-- Start of Data provided --
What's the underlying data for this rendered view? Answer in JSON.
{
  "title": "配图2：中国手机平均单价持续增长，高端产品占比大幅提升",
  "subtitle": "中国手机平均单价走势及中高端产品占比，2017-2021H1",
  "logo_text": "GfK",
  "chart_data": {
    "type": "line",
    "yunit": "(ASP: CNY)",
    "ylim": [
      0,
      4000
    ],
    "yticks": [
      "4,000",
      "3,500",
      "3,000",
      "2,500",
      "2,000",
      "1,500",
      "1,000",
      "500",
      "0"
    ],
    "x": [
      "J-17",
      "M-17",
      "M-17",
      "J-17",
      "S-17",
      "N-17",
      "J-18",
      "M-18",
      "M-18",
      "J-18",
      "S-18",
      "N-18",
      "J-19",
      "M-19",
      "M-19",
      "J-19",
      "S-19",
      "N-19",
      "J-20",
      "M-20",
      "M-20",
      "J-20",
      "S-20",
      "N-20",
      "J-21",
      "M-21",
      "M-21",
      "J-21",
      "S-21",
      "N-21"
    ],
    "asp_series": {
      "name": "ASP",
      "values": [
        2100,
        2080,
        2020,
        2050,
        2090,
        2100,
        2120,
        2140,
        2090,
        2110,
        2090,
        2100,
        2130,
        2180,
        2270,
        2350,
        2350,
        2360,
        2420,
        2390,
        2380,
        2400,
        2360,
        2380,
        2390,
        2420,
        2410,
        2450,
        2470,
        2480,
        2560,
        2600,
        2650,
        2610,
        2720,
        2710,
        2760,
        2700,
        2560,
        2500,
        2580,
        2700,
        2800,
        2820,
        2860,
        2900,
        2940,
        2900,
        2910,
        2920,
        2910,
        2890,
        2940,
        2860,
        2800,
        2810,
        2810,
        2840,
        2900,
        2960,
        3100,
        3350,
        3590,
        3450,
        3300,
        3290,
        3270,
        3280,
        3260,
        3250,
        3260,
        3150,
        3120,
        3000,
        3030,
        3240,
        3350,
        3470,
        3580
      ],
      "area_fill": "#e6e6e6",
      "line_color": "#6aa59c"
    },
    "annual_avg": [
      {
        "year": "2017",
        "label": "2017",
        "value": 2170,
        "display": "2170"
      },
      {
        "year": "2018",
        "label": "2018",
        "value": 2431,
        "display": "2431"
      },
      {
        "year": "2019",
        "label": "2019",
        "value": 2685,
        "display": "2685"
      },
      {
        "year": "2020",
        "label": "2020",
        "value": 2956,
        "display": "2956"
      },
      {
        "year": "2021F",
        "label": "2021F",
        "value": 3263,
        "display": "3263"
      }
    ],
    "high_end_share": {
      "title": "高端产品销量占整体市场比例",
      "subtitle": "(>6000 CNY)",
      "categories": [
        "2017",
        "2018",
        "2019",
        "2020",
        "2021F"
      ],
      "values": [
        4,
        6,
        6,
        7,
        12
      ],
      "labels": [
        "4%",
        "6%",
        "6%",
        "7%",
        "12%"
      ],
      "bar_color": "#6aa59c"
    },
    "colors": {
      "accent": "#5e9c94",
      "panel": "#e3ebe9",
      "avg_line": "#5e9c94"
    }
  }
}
-- End of Data provided --
Exercise directions =
Copy out each record, keeping every word as it is.

Written solution =
What's the underlying data for this rendered view? Answer in JSON.
{
  "title": "配图2：中国手机平均单价持续增长，高端产品占比大幅提升",
  "subtitle": "中国手机平均单价走势及中高端产品占比，2017-2021H1",
  "logo_text": "GfK",
  "chart_data": {
    "type": "line",
    "yunit": "(ASP: CNY)",
    "ylim": [
      0,
      4000
    ],
    "yticks": [
      "4,000",
      "3,500",
      "3,000",
      "2,500",
      "2,000",
      "1,500",
      "1,000",
      "500",
      "0"
    ],
    "x": [
      "J-17",
      "M-17",
      "M-17",
      "J-17",
      "S-17",
      "N-17",
      "J-18",
      "M-18",
      "M-18",
      "J-18",
      "S-18",
      "N-18",
      "J-19",
      "M-19",
      "M-19",
      "J-19",
      "S-19",
      "N-19",
      "J-20",
      "M-20",
      "M-20",
      "J-20",
      "S-20",
      "N-20",
      "J-21",
      "M-21",
      "M-21",
      "J-21",
      "S-21",
      "N-21"
    ],
    "asp_series": {
      "name": "ASP",
      "values": [
        2100,
        2080,
        2020,
        2050,
        2090,
        2100,
        2120,
        2140,
        2090,
        2110,
        2090,
        2100,
        2130,
        2180,
        2270,
        2350,
        2350,
        2360,
        2420,
        2390,
        2380,
        2400,
        2360,
        2380,
        2390,
        2420,
        2410,
        2450,
        2470,
        2480,
        2560,
        2600,
        2650,
        2610,
        2720,
        2710,
        2760,
        2700,
        2560,
        2500,
        2580,
        2700,
        2800,
        2820,
        2860,
        2900,
        2940,
        2900,
        2910,
        2920,
        2910,
        2890,
        2940,
        2860,
        2800,
        2810,
        2810,
        2840,
        2900,
        2960,
        3100,
        3350,
        3590,
        3450,
        3300,
        3290,
        3270,
        3280,
        3260,
        3250,
        3260,
        3150,
        3120,
        3000,
        3030,
        3240,
        3350,
        3470,
        3580
      ],
      "area_fill": "#e6e6e6",
      "line_color": "#6aa59c"
    },
    "annual_avg": [
      {
        "year": "2017",
        "label": "2017",
        "value": 2170,
        "display": "2170"
      },
      {
        "year": "2018",
        "label": "2018",
        "value": 2431,
        "display": "2431"
      },
      {
        "year": "2019",
        "label": "2019",
        "value": 2685,
        "display": "2685"
      },
      {
        "year": "2020",
        "label": "2020",
        "value": 2956,
        "display": "2956"
      },
      {
        "year": "2021F",
        "label": "2021F",
        "value": 3263,
        "display": "3263"
      }
    ],
    "high_end_share": {
      "title": "高端产品销量占整体市场比例",
      "subtitle": "(>6000 CNY)",
      "categories": [
        "2017",
        "2018",
        "2019",
        "2020",
        "2021F"
      ],
      "values": [
        4,
        6,
        6,
        7,
        12
      ],
      "labels": [
        "4%",
        "6%",
        "6%",
        "7%",
        "12%"
      ],
      "bar_color": "#6aa59c"
    },
    "colors": {
      "accent": "#5e9c94",
      "panel": "#e3ebe9",
      "avg_line": "#5e9c94"
    }
  }
}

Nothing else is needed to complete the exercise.